[Figure data in JSON]
+---+

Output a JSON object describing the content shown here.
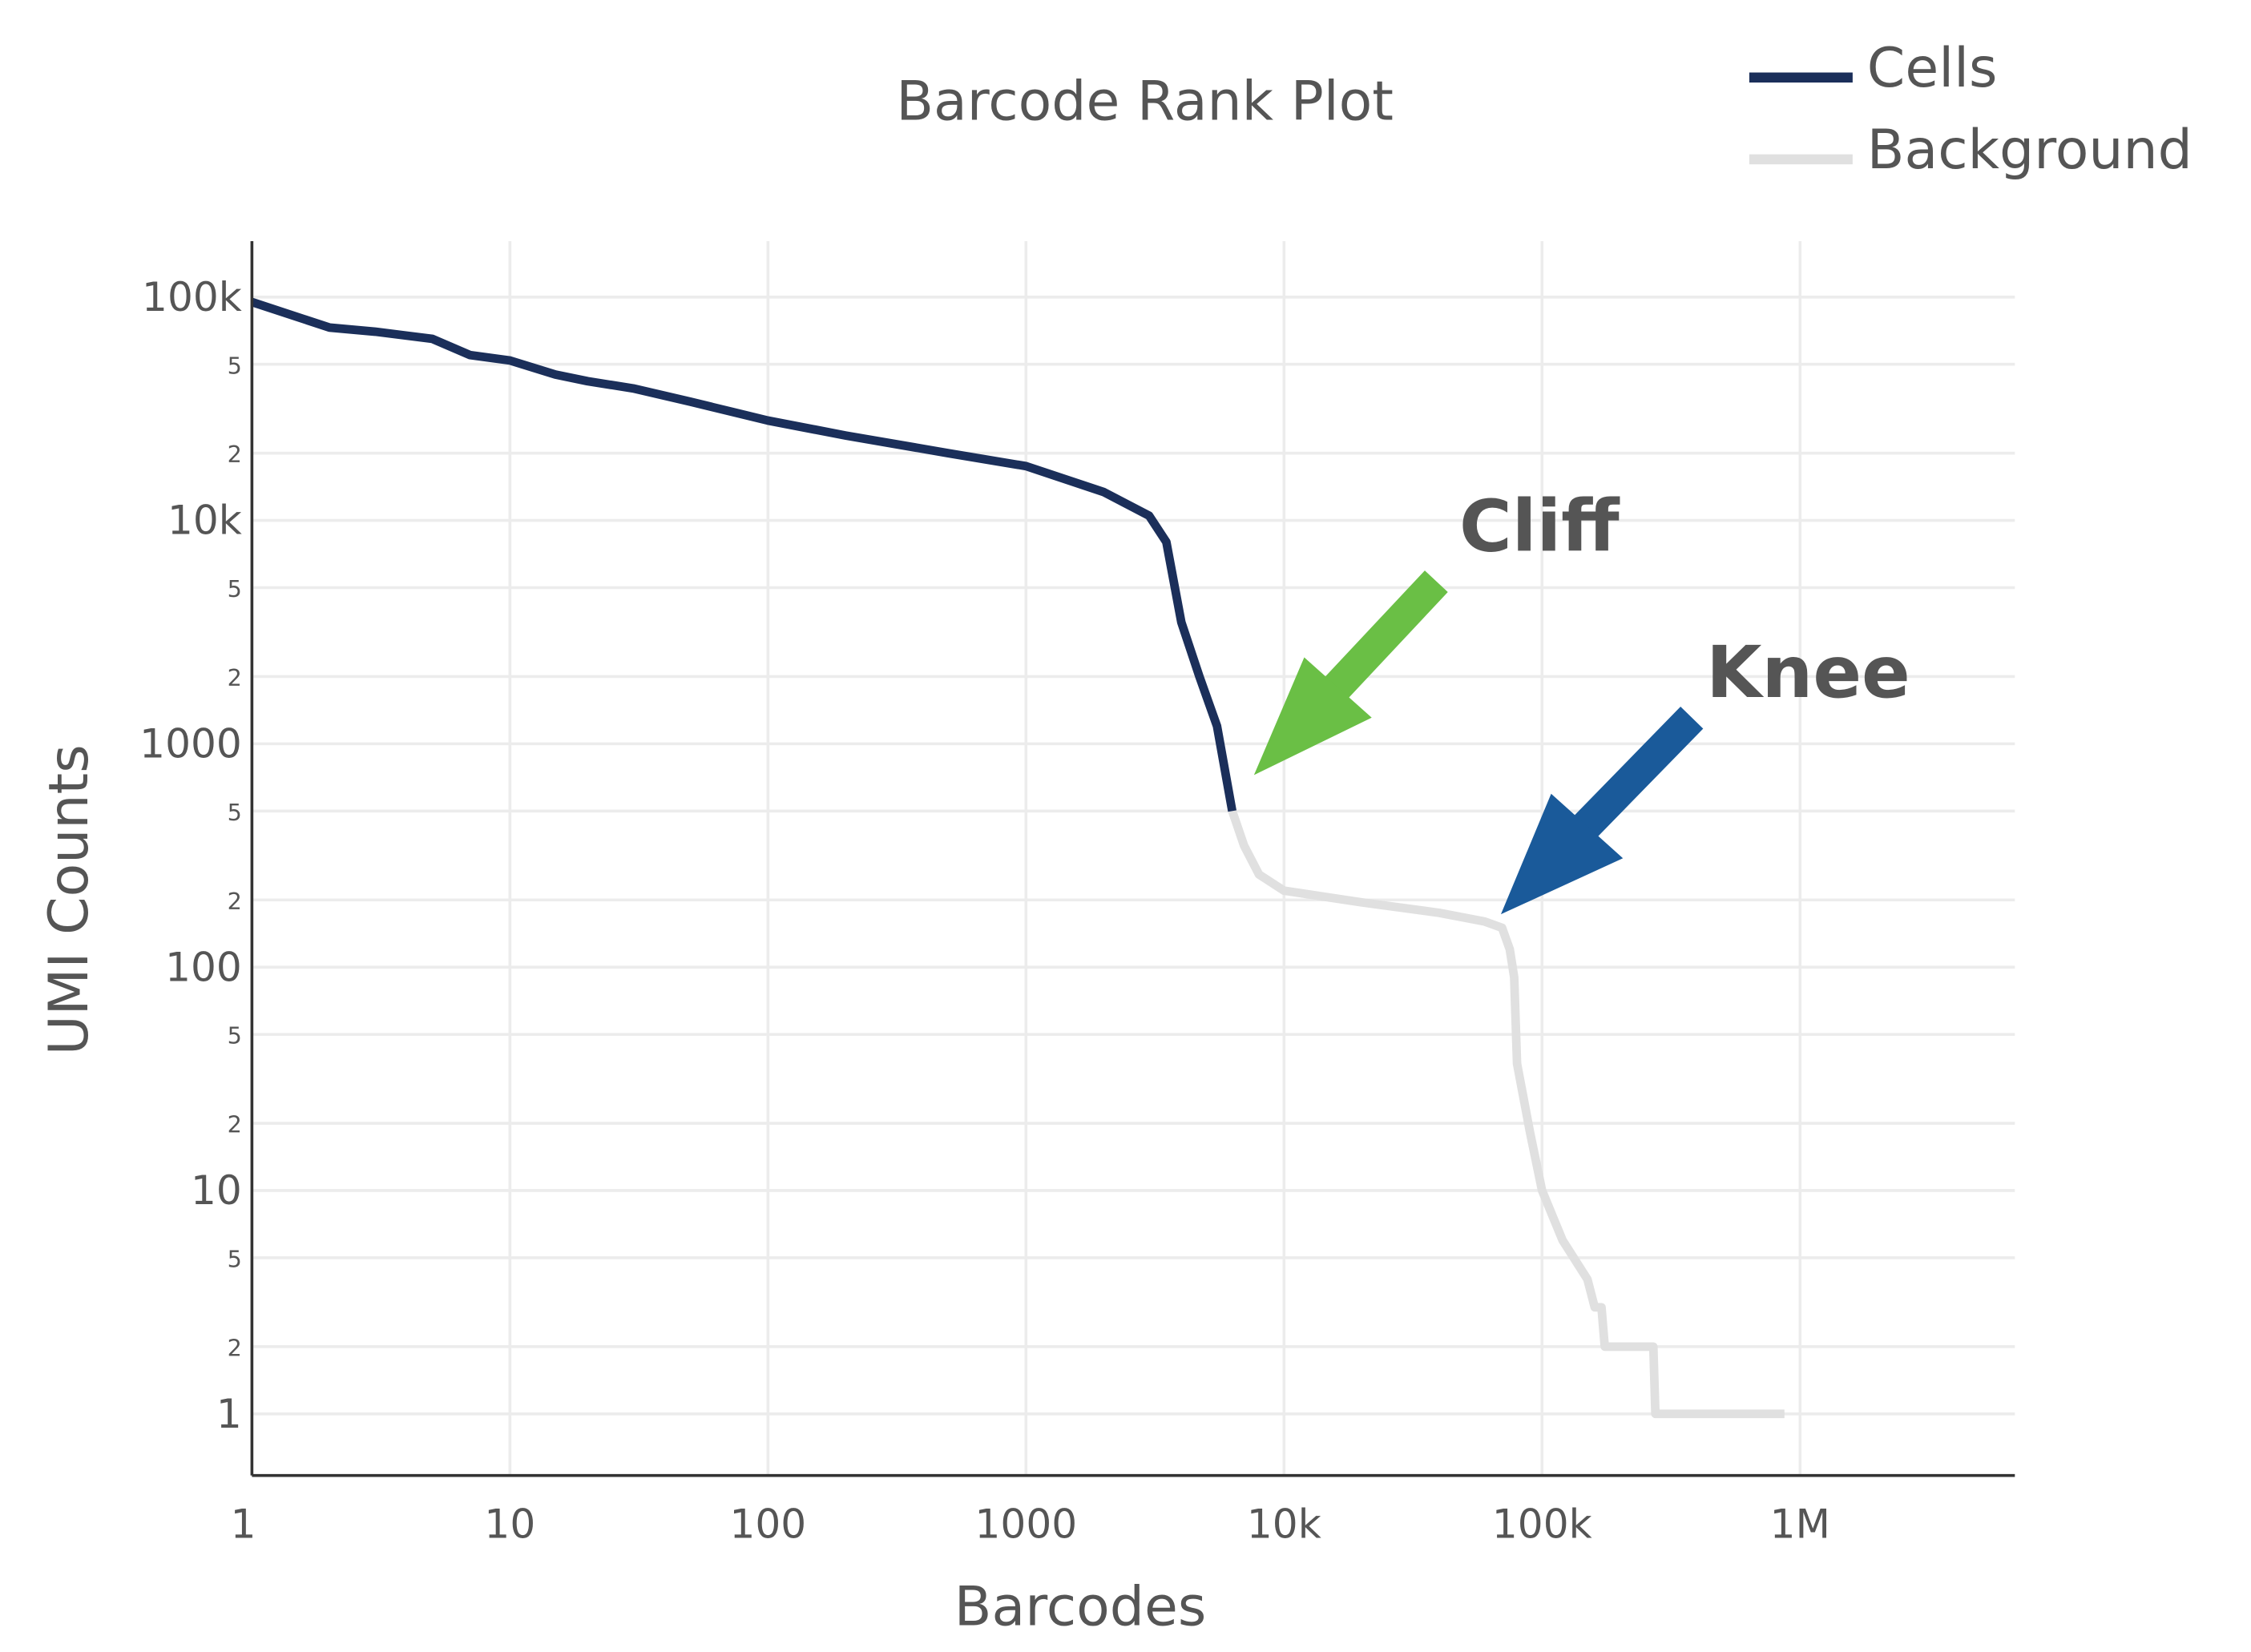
{
  "chart_data": {
    "type": "line",
    "title": "Barcode Rank Plot",
    "x_label": "Barcodes",
    "y_label": "UMI Counts",
    "log_x": true,
    "log_y": true,
    "grid": true,
    "legend_position": "top-right",
    "xlim": [
      1,
      6800000
    ],
    "ylim": [
      0.53,
      178000
    ],
    "xticks": [
      1,
      10,
      100,
      1000,
      {
        "value": 10000,
        "label": "10k"
      },
      {
        "value": 100000,
        "label": "100k"
      },
      {
        "value": 1000000,
        "label": "1M"
      }
    ],
    "yticks": [
      1,
      {
        "value": 2,
        "label": "2"
      },
      5,
      10,
      {
        "value": 20,
        "label": "2"
      },
      {
        "value": 50,
        "label": "5"
      },
      100,
      {
        "value": 200,
        "label": "2"
      },
      {
        "value": 500,
        "label": "5"
      },
      1000,
      {
        "value": 2000,
        "label": "2"
      },
      {
        "value": 5000,
        "label": "5"
      },
      {
        "value": 10000,
        "label": "10k"
      },
      {
        "value": 20000,
        "label": "2"
      },
      {
        "value": 50000,
        "label": "5"
      },
      {
        "value": 100000,
        "label": "100k"
      }
    ],
    "series": [
      {
        "name": "Cells",
        "color": "#1b2f5a",
        "x": [
          1,
          2,
          3,
          5,
          7,
          10,
          15,
          20,
          30,
          50,
          100,
          200,
          500,
          1000,
          2000,
          3000,
          3500,
          4000,
          4700,
          5500,
          6300
        ],
        "values": [
          95000,
          73000,
          70000,
          65000,
          55000,
          52000,
          45000,
          42000,
          39000,
          34000,
          28000,
          24000,
          20000,
          17500,
          13400,
          10500,
          8000,
          3500,
          2000,
          1200,
          500
        ]
      },
      {
        "name": "Background",
        "color": "#e0e0e0",
        "x": [
          6300,
          7000,
          8000,
          10000,
          20000,
          40000,
          60000,
          70000,
          75000,
          78000,
          80000,
          90000,
          100000,
          120000,
          150000,
          160000,
          170000,
          175000,
          270000,
          275000,
          870000
        ],
        "values": [
          500,
          350,
          260,
          220,
          195,
          175,
          160,
          150,
          120,
          90,
          37,
          18,
          10,
          6,
          4,
          3,
          3,
          2,
          2,
          1,
          1
        ]
      }
    ],
    "annotations": [
      {
        "text": "Cliff",
        "color": "#6abf45"
      },
      {
        "text": "Knee",
        "color": "#1a5a9a"
      }
    ]
  }
}
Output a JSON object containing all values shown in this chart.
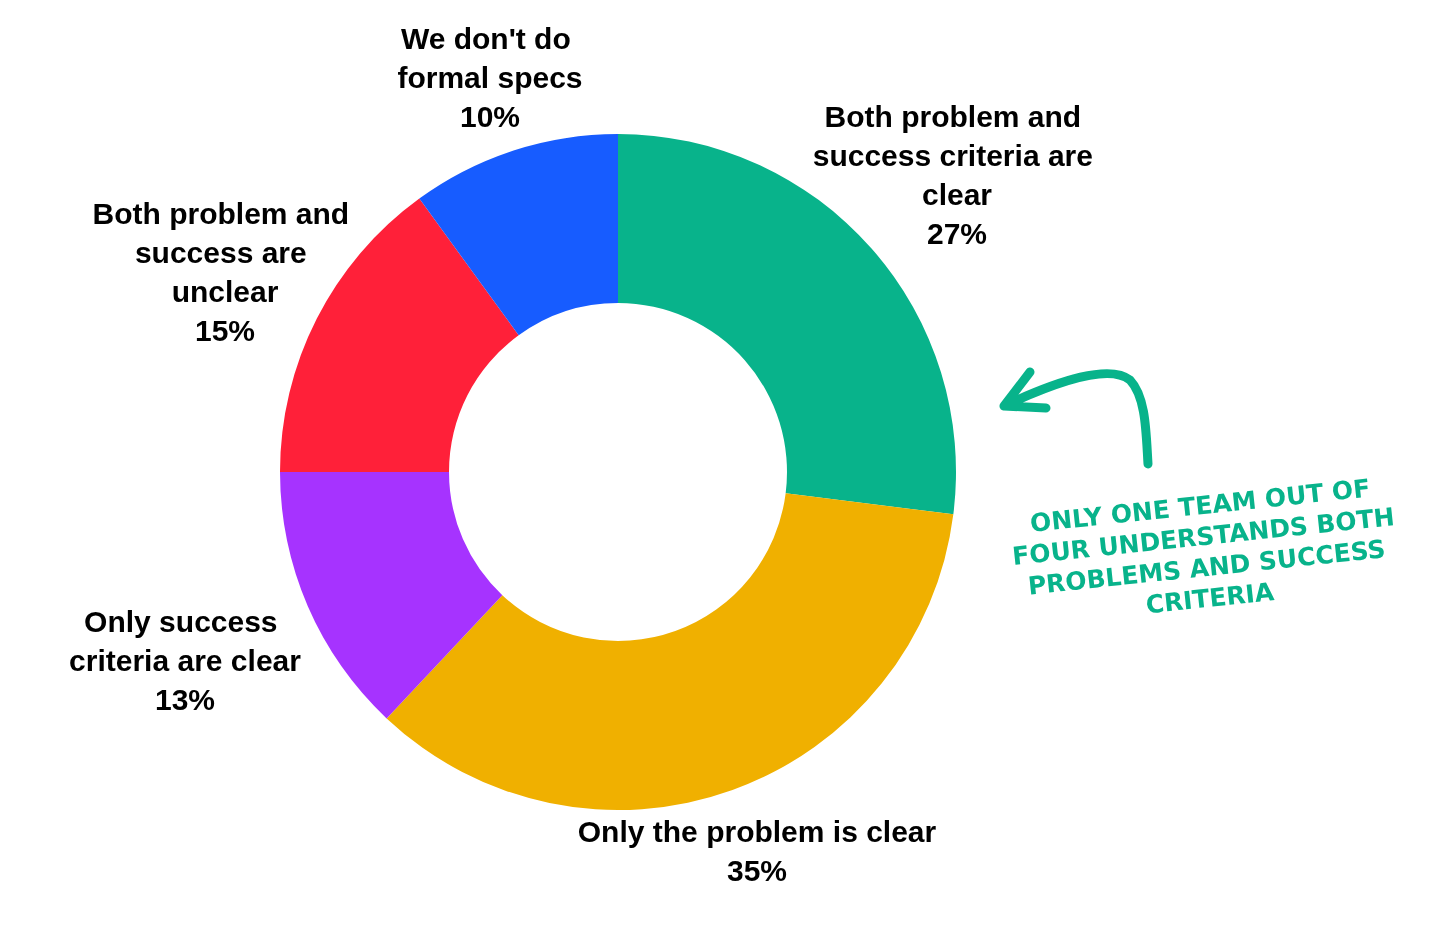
{
  "chart_data": {
    "type": "donut",
    "categories": [
      "Both problem and success criteria are clear",
      "Only the problem is clear",
      "Only success criteria are clear",
      "Both problem and success are unclear",
      "We don't do formal specs"
    ],
    "values": [
      27,
      35,
      13,
      15,
      10
    ],
    "value_labels": [
      "27%",
      "35%",
      "13%",
      "15%",
      "10%"
    ],
    "colors": [
      "#08b38b",
      "#f0b000",
      "#a633ff",
      "#ff2039",
      "#175cff"
    ],
    "legend": false,
    "annotations": [
      "ONLY ONE TEAM OUT OF FOUR UNDERSTANDS BOTH PROBLEMS AND SUCCESS CRITERIA"
    ]
  }
}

+---+

TO DO => Return each full line of the entries that contains the word "values".

COMPLETE ANSWER =>
        "values": [
        "values": [
Output a JSON object containing all values shown in this chart.
    "values": [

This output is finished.